*Directive*: Nothing but the lines from the line with "Extract the structured" through the end of the data is to be copied, and each is to be copied exactly.

=== Records shown ===

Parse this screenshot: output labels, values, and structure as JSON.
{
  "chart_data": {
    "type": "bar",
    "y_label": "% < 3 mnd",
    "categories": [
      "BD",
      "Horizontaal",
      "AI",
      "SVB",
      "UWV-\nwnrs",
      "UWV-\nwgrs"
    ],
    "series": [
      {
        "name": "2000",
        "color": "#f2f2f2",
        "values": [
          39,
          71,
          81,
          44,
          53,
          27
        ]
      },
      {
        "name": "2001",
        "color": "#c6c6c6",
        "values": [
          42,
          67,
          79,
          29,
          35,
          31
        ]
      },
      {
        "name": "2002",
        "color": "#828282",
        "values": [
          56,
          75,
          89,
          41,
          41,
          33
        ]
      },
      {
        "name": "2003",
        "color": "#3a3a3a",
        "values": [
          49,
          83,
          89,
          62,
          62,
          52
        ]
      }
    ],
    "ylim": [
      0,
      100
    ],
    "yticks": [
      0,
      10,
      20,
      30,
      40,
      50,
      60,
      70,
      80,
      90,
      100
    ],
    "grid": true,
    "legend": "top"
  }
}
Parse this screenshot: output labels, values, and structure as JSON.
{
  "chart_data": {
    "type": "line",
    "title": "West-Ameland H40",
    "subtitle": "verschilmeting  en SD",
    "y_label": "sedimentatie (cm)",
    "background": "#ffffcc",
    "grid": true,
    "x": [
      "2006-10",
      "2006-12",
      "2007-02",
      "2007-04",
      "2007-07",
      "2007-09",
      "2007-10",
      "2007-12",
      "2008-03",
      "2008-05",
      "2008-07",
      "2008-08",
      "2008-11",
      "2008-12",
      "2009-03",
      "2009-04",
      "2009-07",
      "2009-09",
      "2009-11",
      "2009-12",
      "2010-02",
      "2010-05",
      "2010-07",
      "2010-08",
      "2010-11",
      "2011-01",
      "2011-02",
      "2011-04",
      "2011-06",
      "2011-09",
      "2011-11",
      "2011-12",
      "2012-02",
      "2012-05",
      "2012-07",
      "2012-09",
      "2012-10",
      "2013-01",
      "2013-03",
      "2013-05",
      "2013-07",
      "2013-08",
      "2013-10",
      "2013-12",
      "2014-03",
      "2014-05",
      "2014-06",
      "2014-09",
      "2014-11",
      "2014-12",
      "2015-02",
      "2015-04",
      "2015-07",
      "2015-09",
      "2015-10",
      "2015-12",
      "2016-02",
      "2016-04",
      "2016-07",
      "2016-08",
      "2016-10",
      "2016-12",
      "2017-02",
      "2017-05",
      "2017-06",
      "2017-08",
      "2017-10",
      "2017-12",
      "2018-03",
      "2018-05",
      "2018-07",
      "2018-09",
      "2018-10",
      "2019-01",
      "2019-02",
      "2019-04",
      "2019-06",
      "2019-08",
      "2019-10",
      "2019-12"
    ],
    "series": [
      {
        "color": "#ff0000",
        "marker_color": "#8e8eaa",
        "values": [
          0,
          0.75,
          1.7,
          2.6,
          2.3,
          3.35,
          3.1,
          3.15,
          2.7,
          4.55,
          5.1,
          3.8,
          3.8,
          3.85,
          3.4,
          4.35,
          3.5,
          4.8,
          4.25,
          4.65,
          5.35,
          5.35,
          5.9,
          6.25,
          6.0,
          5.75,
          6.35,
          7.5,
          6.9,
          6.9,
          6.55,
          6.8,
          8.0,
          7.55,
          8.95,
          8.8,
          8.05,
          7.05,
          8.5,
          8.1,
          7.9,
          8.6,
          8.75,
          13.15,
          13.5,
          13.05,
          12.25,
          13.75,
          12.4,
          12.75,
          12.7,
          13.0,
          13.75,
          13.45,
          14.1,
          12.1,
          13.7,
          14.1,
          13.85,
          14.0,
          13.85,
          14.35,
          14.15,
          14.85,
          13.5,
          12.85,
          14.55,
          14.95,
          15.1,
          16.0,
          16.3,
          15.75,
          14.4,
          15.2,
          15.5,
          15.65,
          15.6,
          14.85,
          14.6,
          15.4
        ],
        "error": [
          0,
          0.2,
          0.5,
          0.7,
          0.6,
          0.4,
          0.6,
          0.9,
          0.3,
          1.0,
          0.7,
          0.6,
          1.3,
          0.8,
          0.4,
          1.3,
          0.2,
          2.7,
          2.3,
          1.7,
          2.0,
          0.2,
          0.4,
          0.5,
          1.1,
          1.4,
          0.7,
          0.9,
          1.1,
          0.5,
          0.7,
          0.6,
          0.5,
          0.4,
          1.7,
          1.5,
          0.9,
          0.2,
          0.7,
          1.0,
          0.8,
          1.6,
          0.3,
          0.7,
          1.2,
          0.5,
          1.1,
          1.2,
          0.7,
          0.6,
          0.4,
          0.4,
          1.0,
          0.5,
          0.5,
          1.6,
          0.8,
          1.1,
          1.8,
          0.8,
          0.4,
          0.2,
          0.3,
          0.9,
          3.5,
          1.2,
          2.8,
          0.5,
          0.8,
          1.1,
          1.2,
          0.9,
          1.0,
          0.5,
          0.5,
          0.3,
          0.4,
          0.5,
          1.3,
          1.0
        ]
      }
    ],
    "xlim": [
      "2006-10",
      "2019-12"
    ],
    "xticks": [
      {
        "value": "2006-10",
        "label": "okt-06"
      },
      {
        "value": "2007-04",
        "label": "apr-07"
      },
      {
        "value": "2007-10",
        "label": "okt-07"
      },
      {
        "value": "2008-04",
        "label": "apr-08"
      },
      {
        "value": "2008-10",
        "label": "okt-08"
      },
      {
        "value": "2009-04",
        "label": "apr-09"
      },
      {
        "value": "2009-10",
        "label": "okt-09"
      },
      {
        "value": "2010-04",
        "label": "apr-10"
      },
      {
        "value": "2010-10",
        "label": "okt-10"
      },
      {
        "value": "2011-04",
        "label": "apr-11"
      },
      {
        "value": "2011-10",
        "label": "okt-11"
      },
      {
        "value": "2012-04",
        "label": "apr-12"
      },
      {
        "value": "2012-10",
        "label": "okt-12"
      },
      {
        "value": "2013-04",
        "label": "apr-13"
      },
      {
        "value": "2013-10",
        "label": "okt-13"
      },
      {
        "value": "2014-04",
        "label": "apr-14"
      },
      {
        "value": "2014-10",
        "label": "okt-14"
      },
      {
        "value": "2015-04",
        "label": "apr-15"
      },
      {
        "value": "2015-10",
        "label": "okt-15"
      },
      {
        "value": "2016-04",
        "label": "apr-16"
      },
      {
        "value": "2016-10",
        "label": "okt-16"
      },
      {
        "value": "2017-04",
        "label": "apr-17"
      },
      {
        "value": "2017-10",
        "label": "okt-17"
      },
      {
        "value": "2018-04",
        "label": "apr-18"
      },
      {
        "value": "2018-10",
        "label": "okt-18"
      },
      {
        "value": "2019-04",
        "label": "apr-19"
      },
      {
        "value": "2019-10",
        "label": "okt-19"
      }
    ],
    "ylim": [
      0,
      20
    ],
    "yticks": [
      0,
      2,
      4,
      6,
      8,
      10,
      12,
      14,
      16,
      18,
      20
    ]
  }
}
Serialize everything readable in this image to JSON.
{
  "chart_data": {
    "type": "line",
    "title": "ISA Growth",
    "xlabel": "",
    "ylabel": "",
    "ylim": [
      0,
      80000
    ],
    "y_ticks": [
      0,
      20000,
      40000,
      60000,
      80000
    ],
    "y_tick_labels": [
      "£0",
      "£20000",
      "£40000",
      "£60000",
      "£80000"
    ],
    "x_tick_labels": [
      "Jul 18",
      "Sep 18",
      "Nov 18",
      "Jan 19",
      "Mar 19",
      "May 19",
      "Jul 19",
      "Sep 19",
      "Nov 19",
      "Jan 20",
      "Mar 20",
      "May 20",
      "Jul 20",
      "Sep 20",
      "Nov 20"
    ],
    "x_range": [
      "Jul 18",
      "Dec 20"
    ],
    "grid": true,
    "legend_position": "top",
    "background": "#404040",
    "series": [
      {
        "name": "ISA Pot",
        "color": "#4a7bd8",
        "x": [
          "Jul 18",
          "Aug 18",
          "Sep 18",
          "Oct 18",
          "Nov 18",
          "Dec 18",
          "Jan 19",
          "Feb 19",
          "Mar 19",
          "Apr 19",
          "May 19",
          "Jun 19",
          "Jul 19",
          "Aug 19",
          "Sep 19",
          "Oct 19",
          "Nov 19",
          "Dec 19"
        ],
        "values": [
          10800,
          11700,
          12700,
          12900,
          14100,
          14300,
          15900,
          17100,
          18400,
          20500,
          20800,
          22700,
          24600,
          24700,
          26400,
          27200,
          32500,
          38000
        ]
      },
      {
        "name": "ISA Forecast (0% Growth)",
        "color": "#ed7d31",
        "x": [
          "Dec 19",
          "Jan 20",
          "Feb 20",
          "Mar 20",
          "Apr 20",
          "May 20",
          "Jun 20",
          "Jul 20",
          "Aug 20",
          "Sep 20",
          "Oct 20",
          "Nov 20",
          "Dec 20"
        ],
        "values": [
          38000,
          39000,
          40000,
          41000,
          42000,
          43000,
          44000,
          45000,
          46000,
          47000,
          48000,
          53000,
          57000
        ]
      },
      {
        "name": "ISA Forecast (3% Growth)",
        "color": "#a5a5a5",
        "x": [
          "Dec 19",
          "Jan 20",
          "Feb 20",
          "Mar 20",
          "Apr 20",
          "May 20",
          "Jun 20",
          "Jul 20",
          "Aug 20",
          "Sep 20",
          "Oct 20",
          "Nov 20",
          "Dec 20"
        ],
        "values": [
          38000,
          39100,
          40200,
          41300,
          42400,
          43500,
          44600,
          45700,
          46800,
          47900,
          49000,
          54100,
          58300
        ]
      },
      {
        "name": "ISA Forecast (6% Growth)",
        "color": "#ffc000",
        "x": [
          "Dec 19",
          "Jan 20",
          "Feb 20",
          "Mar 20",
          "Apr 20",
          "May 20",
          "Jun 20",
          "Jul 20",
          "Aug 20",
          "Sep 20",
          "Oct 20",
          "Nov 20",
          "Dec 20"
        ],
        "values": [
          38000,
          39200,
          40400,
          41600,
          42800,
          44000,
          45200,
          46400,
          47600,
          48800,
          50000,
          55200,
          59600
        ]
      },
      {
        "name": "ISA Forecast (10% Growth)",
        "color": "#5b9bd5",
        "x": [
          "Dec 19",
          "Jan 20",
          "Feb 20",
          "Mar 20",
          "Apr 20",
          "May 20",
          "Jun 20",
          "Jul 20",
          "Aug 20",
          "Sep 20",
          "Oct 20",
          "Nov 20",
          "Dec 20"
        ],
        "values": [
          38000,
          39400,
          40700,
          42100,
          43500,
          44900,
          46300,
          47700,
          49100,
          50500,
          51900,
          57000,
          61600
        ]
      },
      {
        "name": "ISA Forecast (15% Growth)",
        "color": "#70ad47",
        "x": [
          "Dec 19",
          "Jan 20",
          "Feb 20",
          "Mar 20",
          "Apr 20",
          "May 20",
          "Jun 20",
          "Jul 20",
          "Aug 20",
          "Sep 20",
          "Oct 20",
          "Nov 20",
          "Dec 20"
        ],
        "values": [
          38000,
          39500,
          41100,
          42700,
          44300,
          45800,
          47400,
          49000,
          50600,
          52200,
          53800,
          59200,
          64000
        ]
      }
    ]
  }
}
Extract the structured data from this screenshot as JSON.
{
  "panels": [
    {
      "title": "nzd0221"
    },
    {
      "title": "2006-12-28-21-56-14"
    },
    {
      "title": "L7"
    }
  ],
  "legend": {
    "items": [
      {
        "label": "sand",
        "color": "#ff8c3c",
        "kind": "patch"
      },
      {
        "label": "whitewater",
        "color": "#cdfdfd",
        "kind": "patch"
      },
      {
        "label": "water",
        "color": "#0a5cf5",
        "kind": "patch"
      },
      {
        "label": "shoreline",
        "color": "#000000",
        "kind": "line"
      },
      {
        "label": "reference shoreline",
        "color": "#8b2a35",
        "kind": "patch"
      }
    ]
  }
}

===

*Solved exercise*:
Extract the structured data from this screenshot as JSON.
{
  "panels": [
    {
      "title": "nzd0221"
    },
    {
      "title": "2006-12-28-21-56-14"
    },
    {
      "title": "L7"
    }
  ],
  "legend": {
    "items": [
      {
        "label": "sand",
        "color": "#ff8c3c",
        "kind": "patch"
      },
      {
        "label": "whitewater",
        "color": "#cdfdfd",
        "kind": "patch"
      },
      {
        "label": "water",
        "color": "#0a5cf5",
        "kind": "patch"
      },
      {
        "label": "shoreline",
        "color": "#000000",
        "kind": "line"
      },
      {
        "label": "reference shoreline",
        "color": "#8b2a35",
        "kind": "patch"
      }
    ]
  }
}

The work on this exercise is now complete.